(Raw records)
------------------------------
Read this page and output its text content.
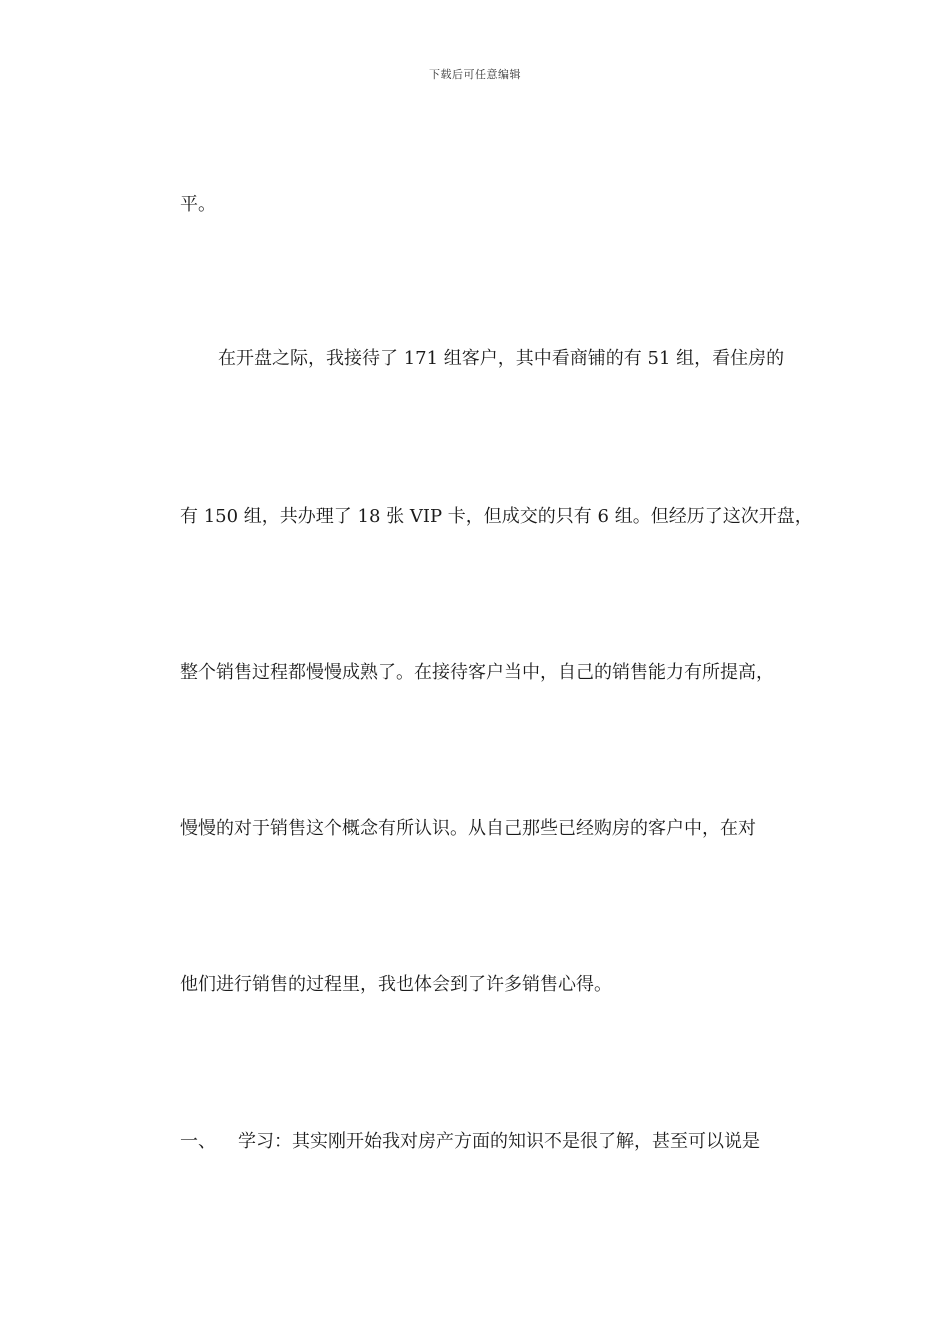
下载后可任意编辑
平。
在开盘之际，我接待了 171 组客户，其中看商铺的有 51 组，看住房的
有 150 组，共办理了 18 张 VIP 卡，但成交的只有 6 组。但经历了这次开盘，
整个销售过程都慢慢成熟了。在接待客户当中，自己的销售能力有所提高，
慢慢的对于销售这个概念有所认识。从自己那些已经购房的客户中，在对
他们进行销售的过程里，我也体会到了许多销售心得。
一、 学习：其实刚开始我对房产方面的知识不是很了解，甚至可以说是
------------------------------
**What this task involves**:
Write out the entries again, exactly as given, skipping any images.

**Expected answer**:
Read this page and output its text content.
下载后可任意编辑
平。
在开盘之际，我接待了 171 组客户，其中看商铺的有 51 组，看住房的
有 150 组，共办理了 18 张 VIP 卡，但成交的只有 6 组。但经历了这次开盘，
整个销售过程都慢慢成熟了。在接待客户当中，自己的销售能力有所提高，
慢慢的对于销售这个概念有所认识。从自己那些已经购房的客户中，在对
他们进行销售的过程里，我也体会到了许多销售心得。
一、 学习：其实刚开始我对房产方面的知识不是很了解，甚至可以说是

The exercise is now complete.